Objective: Images should be left out, and everything else in the listing reproduced exactly.

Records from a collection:
------------
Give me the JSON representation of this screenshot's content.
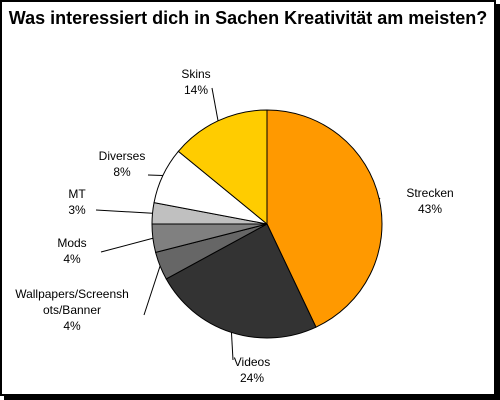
{
  "chart_data": {
    "type": "pie",
    "title": "Was interessiert dich in Sachen Kreativität am meisten?",
    "start_angle_deg": 0,
    "direction": "clockwise",
    "slices": [
      {
        "label": "Strecken",
        "value": 43,
        "display": "43%",
        "color": "#FF9900"
      },
      {
        "label": "Videos",
        "value": 24,
        "display": "24%",
        "color": "#333333"
      },
      {
        "label": "Wallpapers/Screenshots/Banner",
        "label_lines": [
          "Wallpapers/Screensh",
          "ots/Banner"
        ],
        "value": 4,
        "display": "4%",
        "color": "#666666"
      },
      {
        "label": "Mods",
        "value": 4,
        "display": "4%",
        "color": "#808080"
      },
      {
        "label": "MT",
        "value": 3,
        "display": "3%",
        "color": "#C0C0C0"
      },
      {
        "label": "Diverses",
        "value": 8,
        "display": "8%",
        "color": "#FFFFFF"
      },
      {
        "label": "Skins",
        "value": 14,
        "display": "14%",
        "color": "#FFCC00"
      }
    ]
  }
}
------------
Task answer:
Give me the JSON representation of this screenshot's content.
{
  "chart_data": {
    "type": "pie",
    "title": "Was interessiert dich in Sachen Kreativität am meisten?",
    "start_angle_deg": 0,
    "direction": "clockwise",
    "slices": [
      {
        "label": "Strecken",
        "value": 43,
        "display": "43%",
        "color": "#FF9900"
      },
      {
        "label": "Videos",
        "value": 24,
        "display": "24%",
        "color": "#333333"
      },
      {
        "label": "Wallpapers/Screenshots/Banner",
        "label_lines": [
          "Wallpapers/Screensh",
          "ots/Banner"
        ],
        "value": 4,
        "display": "4%",
        "color": "#666666"
      },
      {
        "label": "Mods",
        "value": 4,
        "display": "4%",
        "color": "#808080"
      },
      {
        "label": "MT",
        "value": 3,
        "display": "3%",
        "color": "#C0C0C0"
      },
      {
        "label": "Diverses",
        "value": 8,
        "display": "8%",
        "color": "#FFFFFF"
      },
      {
        "label": "Skins",
        "value": 14,
        "display": "14%",
        "color": "#FFCC00"
      }
    ]
  }
}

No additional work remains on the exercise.